- [Aim of the exercise] Compile every line that includes the word "Peter".

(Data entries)

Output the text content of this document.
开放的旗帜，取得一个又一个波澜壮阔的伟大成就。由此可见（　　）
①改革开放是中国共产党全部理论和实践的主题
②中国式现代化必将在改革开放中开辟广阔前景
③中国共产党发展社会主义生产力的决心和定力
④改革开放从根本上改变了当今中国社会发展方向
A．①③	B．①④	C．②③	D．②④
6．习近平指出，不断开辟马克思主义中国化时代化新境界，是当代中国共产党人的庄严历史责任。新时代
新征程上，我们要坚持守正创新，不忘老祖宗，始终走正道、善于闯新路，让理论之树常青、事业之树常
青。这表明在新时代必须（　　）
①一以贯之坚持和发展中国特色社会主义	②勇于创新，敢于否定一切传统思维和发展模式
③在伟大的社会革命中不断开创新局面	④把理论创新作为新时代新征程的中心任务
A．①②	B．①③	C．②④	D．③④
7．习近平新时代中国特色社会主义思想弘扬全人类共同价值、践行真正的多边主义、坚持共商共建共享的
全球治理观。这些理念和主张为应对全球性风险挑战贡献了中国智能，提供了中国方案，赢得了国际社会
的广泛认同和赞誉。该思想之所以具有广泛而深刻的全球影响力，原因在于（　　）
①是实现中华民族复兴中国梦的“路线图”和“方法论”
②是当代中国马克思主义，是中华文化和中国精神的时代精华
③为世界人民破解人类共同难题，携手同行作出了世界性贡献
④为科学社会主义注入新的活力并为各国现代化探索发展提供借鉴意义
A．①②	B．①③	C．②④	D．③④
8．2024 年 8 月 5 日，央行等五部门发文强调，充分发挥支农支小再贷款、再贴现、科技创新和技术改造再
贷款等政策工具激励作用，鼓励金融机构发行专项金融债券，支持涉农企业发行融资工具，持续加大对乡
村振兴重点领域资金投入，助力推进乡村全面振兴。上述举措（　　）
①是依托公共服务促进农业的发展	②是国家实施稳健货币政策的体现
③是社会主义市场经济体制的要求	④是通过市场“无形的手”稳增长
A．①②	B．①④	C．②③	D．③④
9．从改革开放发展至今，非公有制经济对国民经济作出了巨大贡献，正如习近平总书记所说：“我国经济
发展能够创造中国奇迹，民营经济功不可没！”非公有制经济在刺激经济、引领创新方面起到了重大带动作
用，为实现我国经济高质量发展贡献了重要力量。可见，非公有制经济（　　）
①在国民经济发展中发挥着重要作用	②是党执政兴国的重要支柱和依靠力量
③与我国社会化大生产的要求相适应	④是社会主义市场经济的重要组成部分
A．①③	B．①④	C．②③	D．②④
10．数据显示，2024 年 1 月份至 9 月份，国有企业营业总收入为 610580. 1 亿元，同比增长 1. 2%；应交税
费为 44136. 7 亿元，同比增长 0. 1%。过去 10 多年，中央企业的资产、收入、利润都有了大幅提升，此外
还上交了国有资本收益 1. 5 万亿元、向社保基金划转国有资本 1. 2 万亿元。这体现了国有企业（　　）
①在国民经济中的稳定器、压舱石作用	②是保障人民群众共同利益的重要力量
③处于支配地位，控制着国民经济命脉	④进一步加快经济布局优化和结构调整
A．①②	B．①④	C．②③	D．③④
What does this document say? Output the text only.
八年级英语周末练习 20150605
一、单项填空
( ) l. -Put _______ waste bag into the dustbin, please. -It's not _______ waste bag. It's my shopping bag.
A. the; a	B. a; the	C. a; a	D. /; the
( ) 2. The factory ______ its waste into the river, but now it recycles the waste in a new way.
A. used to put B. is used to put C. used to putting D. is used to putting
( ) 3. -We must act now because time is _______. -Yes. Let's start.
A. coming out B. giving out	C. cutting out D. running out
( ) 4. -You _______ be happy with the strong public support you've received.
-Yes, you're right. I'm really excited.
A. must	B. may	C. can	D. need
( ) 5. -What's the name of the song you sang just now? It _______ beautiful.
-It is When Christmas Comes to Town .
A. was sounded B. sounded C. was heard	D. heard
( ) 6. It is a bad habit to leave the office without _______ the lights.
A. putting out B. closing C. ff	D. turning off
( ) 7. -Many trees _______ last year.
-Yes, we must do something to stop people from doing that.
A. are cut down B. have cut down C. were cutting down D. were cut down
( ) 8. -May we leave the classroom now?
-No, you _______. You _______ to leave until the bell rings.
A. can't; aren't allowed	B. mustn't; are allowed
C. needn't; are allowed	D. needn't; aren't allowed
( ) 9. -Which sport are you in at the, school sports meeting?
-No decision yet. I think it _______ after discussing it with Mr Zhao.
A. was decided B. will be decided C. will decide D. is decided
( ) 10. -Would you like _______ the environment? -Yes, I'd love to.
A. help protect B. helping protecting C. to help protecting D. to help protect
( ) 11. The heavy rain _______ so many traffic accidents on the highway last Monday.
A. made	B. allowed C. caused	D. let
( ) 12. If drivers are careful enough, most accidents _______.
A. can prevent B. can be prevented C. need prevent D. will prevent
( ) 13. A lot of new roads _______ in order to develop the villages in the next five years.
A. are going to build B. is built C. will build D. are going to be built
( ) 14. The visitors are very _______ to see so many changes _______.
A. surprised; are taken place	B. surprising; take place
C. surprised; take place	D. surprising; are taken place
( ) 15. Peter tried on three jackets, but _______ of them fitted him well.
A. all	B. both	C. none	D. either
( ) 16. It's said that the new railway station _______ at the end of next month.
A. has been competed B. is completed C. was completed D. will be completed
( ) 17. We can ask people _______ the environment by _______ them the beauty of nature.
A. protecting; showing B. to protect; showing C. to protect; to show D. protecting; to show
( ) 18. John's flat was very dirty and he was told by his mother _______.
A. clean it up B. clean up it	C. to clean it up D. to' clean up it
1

---

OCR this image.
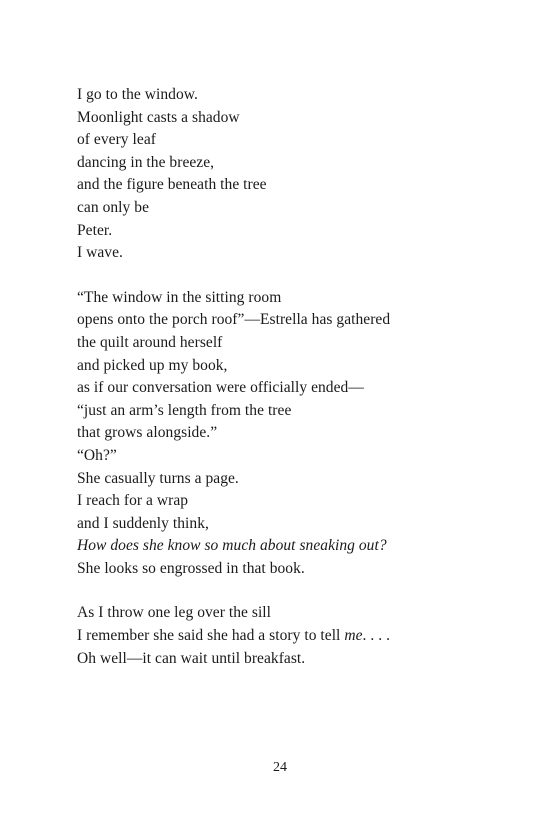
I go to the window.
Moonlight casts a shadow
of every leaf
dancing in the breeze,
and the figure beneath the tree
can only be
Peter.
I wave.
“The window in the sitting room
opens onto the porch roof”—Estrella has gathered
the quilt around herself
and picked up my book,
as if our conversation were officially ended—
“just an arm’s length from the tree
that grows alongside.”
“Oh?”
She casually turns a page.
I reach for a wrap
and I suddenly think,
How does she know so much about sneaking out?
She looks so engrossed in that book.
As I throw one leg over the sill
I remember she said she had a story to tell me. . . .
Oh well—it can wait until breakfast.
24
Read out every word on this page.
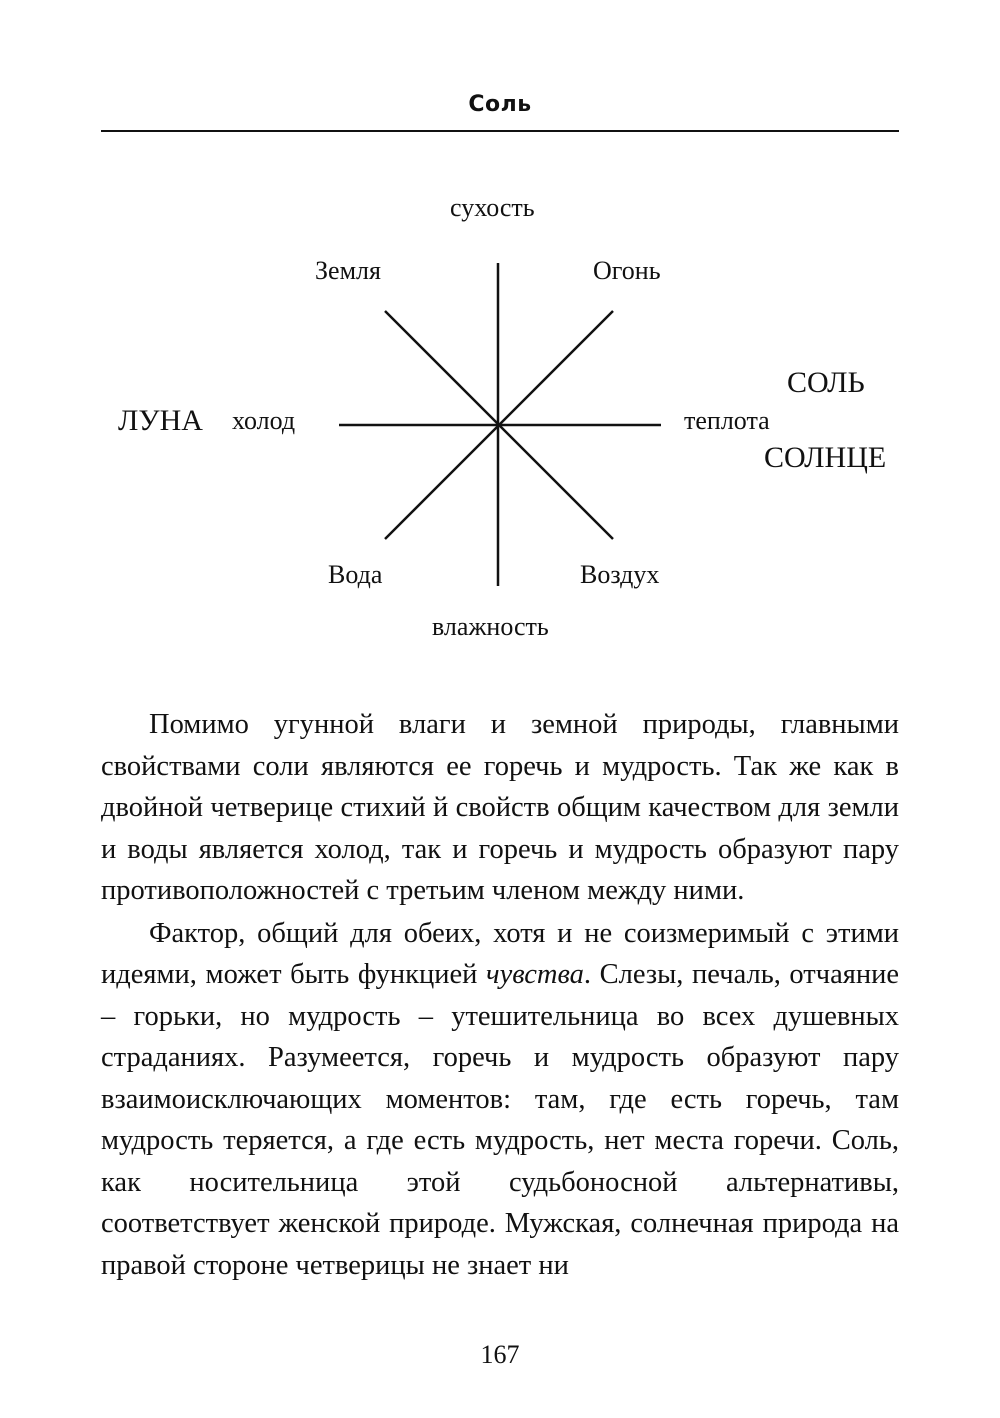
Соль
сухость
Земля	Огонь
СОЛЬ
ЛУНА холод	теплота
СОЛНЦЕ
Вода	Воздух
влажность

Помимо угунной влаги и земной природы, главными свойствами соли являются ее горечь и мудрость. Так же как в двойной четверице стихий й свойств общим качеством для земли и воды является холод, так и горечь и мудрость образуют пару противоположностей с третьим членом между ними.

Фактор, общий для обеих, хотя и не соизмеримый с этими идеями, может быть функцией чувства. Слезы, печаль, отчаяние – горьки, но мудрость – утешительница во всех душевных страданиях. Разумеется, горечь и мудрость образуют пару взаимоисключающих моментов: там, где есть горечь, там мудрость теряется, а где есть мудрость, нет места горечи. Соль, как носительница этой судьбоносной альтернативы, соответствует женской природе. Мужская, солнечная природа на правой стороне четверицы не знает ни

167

- [Response below]
( ) 15. Peter tried on three jackets, but _______ of them fitted him well.
Peter.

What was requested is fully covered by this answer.